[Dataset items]
□ □ □ □ □ □ □

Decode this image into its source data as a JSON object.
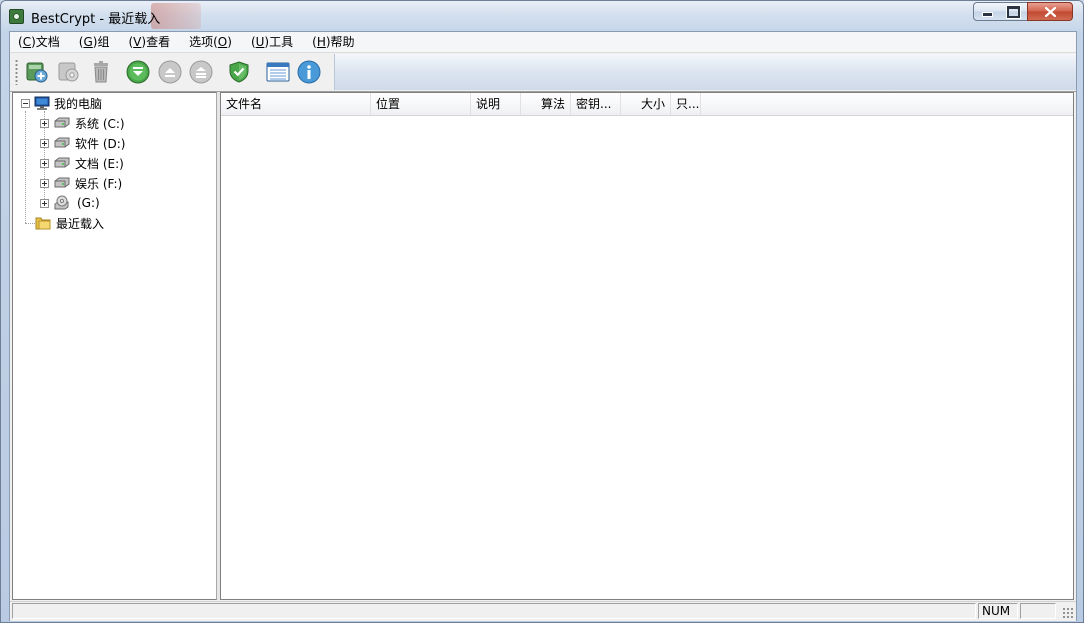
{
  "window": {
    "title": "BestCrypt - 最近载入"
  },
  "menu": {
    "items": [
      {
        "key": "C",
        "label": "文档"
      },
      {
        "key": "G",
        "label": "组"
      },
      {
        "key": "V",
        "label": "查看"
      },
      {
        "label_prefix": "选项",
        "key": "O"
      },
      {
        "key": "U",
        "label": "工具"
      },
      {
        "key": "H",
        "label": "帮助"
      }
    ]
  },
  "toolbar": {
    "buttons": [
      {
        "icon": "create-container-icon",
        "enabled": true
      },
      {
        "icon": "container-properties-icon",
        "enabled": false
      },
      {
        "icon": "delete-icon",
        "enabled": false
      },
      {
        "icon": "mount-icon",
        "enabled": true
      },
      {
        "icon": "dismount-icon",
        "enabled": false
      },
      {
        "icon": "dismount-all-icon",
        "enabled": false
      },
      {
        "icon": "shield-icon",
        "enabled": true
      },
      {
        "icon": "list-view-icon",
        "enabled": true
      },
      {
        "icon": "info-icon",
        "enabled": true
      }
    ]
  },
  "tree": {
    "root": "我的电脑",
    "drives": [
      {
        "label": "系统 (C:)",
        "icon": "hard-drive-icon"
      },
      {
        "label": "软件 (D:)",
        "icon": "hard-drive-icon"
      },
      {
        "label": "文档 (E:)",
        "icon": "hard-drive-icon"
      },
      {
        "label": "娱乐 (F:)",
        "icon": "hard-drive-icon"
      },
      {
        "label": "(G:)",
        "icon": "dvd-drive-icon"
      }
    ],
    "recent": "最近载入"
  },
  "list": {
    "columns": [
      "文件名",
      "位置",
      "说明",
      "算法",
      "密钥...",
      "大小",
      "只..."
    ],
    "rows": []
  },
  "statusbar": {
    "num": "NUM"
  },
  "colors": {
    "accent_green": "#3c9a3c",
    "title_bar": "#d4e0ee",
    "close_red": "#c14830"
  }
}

□ □ □ □ □ □ □

» What the exercise asks
Transcribe every line in the entries above, taking out only the images.

» Written solution
Decode this image into its source data as a JSON object.
{
  "window": {
    "title": "BestCrypt - 最近载入"
  },
  "menu": {
    "items": [
      {
        "key": "C",
        "label": "文档"
      },
      {
        "key": "G",
        "label": "组"
      },
      {
        "key": "V",
        "label": "查看"
      },
      {
        "label_prefix": "选项",
        "key": "O"
      },
      {
        "key": "U",
        "label": "工具"
      },
      {
        "key": "H",
        "label": "帮助"
      }
    ]
  },
  "toolbar": {
    "buttons": [
      {
        "icon": "create-container-icon",
        "enabled": true
      },
      {
        "icon": "container-properties-icon",
        "enabled": false
      },
      {
        "icon": "delete-icon",
        "enabled": false
      },
      {
        "icon": "mount-icon",
        "enabled": true
      },
      {
        "icon": "dismount-icon",
        "enabled": false
      },
      {
        "icon": "dismount-all-icon",
        "enabled": false
      },
      {
        "icon": "shield-icon",
        "enabled": true
      },
      {
        "icon": "list-view-icon",
        "enabled": true
      },
      {
        "icon": "info-icon",
        "enabled": true
      }
    ]
  },
  "tree": {
    "root": "我的电脑",
    "drives": [
      {
        "label": "系统 (C:)",
        "icon": "hard-drive-icon"
      },
      {
        "label": "软件 (D:)",
        "icon": "hard-drive-icon"
      },
      {
        "label": "文档 (E:)",
        "icon": "hard-drive-icon"
      },
      {
        "label": "娱乐 (F:)",
        "icon": "hard-drive-icon"
      },
      {
        "label": "(G:)",
        "icon": "dvd-drive-icon"
      }
    ],
    "recent": "最近载入"
  },
  "list": {
    "columns": [
      "文件名",
      "位置",
      "说明",
      "算法",
      "密钥...",
      "大小",
      "只..."
    ],
    "rows": []
  },
  "statusbar": {
    "num": "NUM"
  },
  "colors": {
    "accent_green": "#3c9a3c",
    "title_bar": "#d4e0ee",
    "close_red": "#c14830"
  }
}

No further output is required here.